THE EXERCISE. Output every line of the data exactly as it appears.

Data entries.
---+---

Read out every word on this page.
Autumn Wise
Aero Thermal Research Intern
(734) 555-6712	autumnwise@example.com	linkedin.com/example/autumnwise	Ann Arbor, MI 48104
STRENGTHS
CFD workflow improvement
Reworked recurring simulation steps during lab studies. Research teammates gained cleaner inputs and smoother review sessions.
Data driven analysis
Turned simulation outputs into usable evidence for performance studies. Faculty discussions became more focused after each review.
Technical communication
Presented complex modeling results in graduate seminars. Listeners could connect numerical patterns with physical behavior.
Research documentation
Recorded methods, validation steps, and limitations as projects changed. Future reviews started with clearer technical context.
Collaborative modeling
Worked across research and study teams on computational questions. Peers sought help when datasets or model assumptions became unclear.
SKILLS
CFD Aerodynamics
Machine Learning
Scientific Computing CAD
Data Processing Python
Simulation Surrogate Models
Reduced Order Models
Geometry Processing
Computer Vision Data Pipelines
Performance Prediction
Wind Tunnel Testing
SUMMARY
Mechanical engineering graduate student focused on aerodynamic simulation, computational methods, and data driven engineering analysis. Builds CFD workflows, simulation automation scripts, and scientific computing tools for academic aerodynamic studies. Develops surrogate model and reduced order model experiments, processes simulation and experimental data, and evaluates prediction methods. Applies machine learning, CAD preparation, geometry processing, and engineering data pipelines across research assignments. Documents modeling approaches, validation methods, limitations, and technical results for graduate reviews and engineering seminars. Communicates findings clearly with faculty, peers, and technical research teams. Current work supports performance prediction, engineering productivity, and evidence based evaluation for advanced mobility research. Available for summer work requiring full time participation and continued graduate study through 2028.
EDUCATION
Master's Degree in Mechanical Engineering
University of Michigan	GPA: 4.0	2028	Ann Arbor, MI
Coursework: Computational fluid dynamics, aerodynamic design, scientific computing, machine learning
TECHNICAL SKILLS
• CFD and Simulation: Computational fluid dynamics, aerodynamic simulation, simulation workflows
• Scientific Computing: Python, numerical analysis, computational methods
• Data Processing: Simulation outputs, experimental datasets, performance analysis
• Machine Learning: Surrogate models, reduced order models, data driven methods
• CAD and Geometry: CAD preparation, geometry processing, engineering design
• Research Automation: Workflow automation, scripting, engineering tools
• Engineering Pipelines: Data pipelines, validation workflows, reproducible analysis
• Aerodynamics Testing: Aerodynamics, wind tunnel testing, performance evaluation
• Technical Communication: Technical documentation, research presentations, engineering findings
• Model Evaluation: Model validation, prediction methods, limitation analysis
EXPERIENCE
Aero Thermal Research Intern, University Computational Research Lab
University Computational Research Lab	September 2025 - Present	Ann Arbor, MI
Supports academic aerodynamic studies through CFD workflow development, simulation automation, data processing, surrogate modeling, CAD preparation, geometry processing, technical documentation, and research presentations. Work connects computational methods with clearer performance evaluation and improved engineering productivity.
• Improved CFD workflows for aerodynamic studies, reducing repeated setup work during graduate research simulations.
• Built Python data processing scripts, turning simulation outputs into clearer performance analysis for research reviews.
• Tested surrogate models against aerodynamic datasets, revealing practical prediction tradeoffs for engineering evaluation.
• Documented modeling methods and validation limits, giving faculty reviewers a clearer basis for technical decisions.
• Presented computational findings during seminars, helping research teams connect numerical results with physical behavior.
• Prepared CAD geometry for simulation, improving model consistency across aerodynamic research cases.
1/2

---+---

COMPLETED EXERCISE.
Read out every word on this page.
Autumn Wise
Aero Thermal Research Intern
(734) 555-6712	autumnwise@example.com	linkedin.com/example/autumnwise	Ann Arbor, MI 48104
STRENGTHS
CFD workflow improvement
Reworked recurring simulation steps during lab studies. Research teammates gained cleaner inputs and smoother review sessions.
Data driven analysis
Turned simulation outputs into usable evidence for performance studies. Faculty discussions became more focused after each review.
Technical communication
Presented complex modeling results in graduate seminars. Listeners could connect numerical patterns with physical behavior.
Research documentation
Recorded methods, validation steps, and limitations as projects changed. Future reviews started with clearer technical context.
Collaborative modeling
Worked across research and study teams on computational questions. Peers sought help when datasets or model assumptions became unclear.
SKILLS
CFD Aerodynamics
Machine Learning
Scientific Computing CAD
Data Processing Python
Simulation Surrogate Models
Reduced Order Models
Geometry Processing
Computer Vision Data Pipelines
Performance Prediction
Wind Tunnel Testing
SUMMARY
Mechanical engineering graduate student focused on aerodynamic simulation, computational methods, and data driven engineering analysis. Builds CFD workflows, simulation automation scripts, and scientific computing tools for academic aerodynamic studies. Develops surrogate model and reduced order model experiments, processes simulation and experimental data, and evaluates prediction methods. Applies machine learning, CAD preparation, geometry processing, and engineering data pipelines across research assignments. Documents modeling approaches, validation methods, limitations, and technical results for graduate reviews and engineering seminars. Communicates findings clearly with faculty, peers, and technical research teams. Current work supports performance prediction, engineering productivity, and evidence based evaluation for advanced mobility research. Available for summer work requiring full time participation and continued graduate study through 2028.
EDUCATION
Master's Degree in Mechanical Engineering
University of Michigan	GPA: 4.0	2028	Ann Arbor, MI
Coursework: Computational fluid dynamics, aerodynamic design, scientific computing, machine learning
TECHNICAL SKILLS
• CFD and Simulation: Computational fluid dynamics, aerodynamic simulation, simulation workflows
• Scientific Computing: Python, numerical analysis, computational methods
• Data Processing: Simulation outputs, experimental datasets, performance analysis
• Machine Learning: Surrogate models, reduced order models, data driven methods
• CAD and Geometry: CAD preparation, geometry processing, engineering design
• Research Automation: Workflow automation, scripting, engineering tools
• Engineering Pipelines: Data pipelines, validation workflows, reproducible analysis
• Aerodynamics Testing: Aerodynamics, wind tunnel testing, performance evaluation
• Technical Communication: Technical documentation, research presentations, engineering findings
• Model Evaluation: Model validation, prediction methods, limitation analysis
EXPERIENCE
Aero Thermal Research Intern, University Computational Research Lab
University Computational Research Lab	September 2025 - Present	Ann Arbor, MI
Supports academic aerodynamic studies through CFD workflow development, simulation automation, data processing, surrogate modeling, CAD preparation, geometry processing, technical documentation, and research presentations. Work connects computational methods with clearer performance evaluation and improved engineering productivity.
• Improved CFD workflows for aerodynamic studies, reducing repeated setup work during graduate research simulations.
• Built Python data processing scripts, turning simulation outputs into clearer performance analysis for research reviews.
• Tested surrogate models against aerodynamic datasets, revealing practical prediction tradeoffs for engineering evaluation.
• Documented modeling methods and validation limits, giving faculty reviewers a clearer basis for technical decisions.
• Presented computational findings during seminars, helping research teams connect numerical results with physical behavior.
• Prepared CAD geometry for simulation, improving model consistency across aerodynamic research cases.
1/2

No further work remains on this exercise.